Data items

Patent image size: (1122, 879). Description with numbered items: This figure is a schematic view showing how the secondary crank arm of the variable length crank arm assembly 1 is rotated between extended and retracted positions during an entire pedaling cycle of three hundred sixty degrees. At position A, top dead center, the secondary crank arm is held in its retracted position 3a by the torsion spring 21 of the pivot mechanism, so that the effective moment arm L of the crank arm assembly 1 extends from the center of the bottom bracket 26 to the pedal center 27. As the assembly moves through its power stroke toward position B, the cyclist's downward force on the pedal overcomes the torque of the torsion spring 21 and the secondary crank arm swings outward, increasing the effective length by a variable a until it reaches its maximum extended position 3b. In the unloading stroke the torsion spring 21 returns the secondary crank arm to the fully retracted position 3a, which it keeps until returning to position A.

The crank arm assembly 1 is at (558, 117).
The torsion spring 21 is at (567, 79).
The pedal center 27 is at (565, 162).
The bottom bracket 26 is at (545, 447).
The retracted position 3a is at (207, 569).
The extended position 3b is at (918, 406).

• [WORK TO BE COMPLETED] Could you write out every line of the records above word for word?

• [RESPONSE TO THE EXERCISE]
Patent image size: (1122, 879). Description with numbered items: This figure is a schematic view showing how the secondary crank arm of the variable length crank arm assembly 1 is rotated between extended and retracted positions during an entire pedaling cycle of three hundred sixty degrees. At position A, top dead center, the secondary crank arm is held in its retracted position 3a by the torsion spring 21 of the pivot mechanism, so that the effective moment arm L of the crank arm assembly 1 extends from the center of the bottom bracket 26 to the pedal center 27. As the assembly moves through its power stroke toward position B, the cyclist's downward force on the pedal overcomes the torque of the torsion spring 21 and the secondary crank arm swings outward, increasing the effective length by a variable a until it reaches its maximum extended position 3b. In the unloading stroke the torsion spring 21 returns the secondary crank arm to the fully retracted position 3a, which it keeps until returning to position A.

The crank arm assembly 1 is at (558, 117).
The torsion spring 21 is at (567, 79).
The pedal center 27 is at (565, 162).
The bottom bracket 26 is at (545, 447).
The retracted position 3a is at (207, 569).
The extended position 3b is at (918, 406).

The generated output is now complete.